§ **OBJECTIVE**
Work out the number of lines containing "screenshot". Answer with nothing but that number.

§ **INPUT ROWS**
<<<<

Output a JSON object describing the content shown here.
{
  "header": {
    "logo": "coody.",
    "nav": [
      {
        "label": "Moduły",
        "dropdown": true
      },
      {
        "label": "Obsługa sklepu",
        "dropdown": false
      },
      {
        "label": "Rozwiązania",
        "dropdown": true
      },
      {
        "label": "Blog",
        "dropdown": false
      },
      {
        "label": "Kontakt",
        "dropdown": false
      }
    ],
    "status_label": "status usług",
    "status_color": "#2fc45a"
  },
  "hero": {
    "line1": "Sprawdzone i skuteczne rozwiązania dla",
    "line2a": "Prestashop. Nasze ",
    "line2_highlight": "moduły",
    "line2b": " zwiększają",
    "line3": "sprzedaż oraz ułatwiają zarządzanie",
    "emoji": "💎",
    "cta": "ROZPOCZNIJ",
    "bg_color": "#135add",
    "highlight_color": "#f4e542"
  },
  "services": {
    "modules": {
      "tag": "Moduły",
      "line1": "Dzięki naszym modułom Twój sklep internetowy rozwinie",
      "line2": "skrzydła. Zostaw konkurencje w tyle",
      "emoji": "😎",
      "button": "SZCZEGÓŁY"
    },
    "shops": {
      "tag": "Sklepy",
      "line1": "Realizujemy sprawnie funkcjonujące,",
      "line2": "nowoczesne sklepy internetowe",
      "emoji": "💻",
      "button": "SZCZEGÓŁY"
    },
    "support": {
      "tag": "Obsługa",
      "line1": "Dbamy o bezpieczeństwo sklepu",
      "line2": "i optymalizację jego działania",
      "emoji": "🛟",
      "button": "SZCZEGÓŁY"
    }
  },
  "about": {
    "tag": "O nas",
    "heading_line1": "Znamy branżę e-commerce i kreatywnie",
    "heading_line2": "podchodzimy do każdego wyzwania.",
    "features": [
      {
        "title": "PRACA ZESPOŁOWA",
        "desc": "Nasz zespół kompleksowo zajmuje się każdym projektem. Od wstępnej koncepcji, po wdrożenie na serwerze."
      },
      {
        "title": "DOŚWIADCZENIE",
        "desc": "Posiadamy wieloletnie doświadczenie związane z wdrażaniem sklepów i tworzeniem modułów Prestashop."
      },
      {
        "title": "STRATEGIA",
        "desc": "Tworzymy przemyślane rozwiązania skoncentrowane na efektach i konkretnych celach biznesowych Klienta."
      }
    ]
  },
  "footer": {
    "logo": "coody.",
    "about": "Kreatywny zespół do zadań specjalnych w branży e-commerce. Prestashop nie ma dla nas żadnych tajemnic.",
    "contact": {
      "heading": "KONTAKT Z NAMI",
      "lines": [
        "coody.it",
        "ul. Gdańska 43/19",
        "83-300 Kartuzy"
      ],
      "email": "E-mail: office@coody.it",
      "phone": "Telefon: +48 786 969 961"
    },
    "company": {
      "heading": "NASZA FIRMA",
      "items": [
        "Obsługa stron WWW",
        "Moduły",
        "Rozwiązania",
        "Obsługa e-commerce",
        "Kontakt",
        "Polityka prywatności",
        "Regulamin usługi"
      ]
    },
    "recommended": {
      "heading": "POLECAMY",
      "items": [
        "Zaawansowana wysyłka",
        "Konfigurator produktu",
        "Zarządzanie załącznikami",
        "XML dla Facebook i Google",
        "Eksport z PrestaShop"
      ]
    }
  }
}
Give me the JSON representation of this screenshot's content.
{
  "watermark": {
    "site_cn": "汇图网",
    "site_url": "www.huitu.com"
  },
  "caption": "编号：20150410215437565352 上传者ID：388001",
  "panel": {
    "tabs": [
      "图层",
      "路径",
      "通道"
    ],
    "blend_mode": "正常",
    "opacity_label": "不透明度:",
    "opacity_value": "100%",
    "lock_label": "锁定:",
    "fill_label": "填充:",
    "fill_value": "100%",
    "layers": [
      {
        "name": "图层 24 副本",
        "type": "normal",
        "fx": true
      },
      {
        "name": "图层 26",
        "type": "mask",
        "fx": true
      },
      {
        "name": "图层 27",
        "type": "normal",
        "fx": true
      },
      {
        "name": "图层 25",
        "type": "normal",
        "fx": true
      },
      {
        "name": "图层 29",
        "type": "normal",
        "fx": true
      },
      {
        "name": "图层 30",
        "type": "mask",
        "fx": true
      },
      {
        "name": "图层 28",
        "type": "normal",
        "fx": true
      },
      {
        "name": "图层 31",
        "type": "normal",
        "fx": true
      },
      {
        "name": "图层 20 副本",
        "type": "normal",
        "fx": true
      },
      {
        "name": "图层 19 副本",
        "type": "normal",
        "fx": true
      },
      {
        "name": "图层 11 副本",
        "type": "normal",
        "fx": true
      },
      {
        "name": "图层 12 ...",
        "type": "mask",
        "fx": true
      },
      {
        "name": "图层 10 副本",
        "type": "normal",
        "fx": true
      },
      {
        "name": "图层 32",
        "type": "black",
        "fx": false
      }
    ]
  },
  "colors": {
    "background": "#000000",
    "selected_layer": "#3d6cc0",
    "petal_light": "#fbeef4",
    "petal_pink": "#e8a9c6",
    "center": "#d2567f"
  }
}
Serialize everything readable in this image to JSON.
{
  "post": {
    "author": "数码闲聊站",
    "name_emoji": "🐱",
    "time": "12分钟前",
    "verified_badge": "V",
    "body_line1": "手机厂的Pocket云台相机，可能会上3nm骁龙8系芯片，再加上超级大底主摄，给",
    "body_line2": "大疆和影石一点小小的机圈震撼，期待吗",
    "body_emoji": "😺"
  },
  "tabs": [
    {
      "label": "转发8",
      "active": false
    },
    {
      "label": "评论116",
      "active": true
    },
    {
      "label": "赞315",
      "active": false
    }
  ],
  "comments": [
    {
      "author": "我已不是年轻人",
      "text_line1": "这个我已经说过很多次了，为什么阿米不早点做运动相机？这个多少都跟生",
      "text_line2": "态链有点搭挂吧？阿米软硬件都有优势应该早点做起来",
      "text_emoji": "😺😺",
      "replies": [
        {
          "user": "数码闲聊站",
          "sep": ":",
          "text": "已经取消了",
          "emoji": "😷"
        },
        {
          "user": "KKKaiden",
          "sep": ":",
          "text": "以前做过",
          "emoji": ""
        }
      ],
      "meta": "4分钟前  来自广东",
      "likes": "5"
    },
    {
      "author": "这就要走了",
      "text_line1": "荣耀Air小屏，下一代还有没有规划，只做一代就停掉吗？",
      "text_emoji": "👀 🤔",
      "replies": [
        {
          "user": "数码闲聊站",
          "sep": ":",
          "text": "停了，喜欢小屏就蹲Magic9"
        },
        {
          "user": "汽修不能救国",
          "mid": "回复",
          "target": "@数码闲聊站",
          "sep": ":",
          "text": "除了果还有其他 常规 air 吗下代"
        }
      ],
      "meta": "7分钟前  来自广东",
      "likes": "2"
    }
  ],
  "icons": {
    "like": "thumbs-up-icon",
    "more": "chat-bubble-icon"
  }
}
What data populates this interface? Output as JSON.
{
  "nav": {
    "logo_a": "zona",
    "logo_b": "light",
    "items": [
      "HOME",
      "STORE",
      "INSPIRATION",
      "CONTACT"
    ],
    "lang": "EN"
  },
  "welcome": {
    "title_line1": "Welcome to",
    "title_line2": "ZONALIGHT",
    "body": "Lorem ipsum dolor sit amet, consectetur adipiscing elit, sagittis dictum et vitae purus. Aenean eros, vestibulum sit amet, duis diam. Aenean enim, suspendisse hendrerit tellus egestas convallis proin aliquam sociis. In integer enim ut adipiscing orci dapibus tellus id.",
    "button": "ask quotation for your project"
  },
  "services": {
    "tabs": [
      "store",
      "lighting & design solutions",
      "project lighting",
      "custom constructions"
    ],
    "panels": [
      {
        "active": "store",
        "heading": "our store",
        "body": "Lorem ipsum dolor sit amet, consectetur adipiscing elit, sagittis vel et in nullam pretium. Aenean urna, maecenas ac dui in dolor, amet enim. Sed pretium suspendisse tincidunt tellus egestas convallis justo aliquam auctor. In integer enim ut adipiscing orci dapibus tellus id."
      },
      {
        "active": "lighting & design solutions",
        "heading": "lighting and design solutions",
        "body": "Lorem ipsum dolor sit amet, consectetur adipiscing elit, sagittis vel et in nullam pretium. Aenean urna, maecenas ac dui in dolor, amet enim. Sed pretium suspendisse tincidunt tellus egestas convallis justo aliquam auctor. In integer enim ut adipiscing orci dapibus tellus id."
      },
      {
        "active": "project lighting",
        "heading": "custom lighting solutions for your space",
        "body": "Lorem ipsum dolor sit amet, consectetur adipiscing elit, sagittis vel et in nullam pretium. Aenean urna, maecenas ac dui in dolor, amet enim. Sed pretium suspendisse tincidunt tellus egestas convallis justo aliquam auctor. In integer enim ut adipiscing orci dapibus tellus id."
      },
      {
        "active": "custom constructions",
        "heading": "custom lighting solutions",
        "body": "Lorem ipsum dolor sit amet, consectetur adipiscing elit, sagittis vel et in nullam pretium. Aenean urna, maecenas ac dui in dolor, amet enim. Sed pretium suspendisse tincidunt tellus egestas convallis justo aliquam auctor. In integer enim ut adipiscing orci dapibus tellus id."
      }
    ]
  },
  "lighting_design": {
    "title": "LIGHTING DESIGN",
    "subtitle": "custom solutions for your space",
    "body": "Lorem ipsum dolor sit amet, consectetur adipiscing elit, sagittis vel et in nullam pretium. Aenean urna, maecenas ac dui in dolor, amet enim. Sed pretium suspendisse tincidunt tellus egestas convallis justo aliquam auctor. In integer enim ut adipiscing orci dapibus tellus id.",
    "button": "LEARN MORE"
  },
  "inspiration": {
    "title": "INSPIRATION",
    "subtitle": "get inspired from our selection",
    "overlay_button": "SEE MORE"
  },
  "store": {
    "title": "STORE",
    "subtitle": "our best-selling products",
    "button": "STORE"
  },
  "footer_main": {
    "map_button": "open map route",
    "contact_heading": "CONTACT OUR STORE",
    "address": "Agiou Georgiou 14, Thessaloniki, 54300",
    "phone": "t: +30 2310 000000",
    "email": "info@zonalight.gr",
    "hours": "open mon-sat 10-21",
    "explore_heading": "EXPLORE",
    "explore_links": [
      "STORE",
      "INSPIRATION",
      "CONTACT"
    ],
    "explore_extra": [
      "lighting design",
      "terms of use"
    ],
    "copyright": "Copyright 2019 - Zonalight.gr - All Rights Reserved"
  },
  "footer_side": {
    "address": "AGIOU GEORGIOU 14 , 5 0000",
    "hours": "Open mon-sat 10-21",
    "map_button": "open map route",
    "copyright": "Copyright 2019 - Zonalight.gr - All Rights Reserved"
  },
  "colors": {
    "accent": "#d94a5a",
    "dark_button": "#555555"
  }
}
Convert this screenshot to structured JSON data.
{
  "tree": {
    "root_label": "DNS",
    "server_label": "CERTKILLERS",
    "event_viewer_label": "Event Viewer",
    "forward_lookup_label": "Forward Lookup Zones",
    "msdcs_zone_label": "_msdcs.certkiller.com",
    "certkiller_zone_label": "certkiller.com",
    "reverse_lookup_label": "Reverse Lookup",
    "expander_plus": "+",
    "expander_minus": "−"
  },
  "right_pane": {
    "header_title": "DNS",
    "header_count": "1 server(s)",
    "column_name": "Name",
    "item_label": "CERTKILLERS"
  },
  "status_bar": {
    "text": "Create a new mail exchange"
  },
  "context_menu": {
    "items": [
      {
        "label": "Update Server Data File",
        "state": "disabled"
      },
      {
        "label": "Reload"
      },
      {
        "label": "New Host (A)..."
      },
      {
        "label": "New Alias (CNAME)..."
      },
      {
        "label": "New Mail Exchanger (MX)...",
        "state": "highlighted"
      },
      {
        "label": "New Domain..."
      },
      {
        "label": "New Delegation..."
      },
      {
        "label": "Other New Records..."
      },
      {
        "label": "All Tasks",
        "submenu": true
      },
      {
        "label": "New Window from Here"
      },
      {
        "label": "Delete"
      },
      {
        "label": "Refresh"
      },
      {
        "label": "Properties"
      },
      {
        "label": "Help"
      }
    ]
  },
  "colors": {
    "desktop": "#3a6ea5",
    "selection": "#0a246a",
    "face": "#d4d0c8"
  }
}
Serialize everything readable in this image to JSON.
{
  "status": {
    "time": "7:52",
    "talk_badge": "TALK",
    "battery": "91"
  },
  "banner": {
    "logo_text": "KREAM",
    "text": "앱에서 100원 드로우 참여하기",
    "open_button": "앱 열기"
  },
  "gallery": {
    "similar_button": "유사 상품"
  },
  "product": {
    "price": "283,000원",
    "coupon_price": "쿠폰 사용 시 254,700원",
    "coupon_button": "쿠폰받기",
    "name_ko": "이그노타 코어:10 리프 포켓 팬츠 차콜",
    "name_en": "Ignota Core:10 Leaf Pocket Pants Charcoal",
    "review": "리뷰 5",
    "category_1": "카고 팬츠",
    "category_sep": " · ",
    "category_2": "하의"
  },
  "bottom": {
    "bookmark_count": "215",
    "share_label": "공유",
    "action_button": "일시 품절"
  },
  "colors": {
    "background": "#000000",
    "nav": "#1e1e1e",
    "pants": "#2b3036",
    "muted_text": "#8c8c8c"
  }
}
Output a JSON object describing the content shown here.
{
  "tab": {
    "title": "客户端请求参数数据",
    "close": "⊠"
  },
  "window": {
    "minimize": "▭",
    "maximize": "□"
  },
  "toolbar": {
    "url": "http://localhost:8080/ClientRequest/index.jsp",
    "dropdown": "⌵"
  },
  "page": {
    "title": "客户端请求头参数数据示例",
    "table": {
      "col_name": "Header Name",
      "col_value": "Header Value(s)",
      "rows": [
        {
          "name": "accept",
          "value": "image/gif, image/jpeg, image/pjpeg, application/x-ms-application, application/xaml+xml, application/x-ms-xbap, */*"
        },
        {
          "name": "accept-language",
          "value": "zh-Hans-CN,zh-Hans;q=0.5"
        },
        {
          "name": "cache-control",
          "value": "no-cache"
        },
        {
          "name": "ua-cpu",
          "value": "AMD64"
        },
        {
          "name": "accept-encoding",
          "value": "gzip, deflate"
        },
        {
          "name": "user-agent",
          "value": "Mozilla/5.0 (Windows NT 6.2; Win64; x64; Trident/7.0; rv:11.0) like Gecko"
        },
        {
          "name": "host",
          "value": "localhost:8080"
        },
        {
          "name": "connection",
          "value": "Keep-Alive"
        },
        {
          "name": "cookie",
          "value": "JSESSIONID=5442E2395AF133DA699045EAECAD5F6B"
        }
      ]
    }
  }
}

>>>>

§ **COMPLETED TASK**
2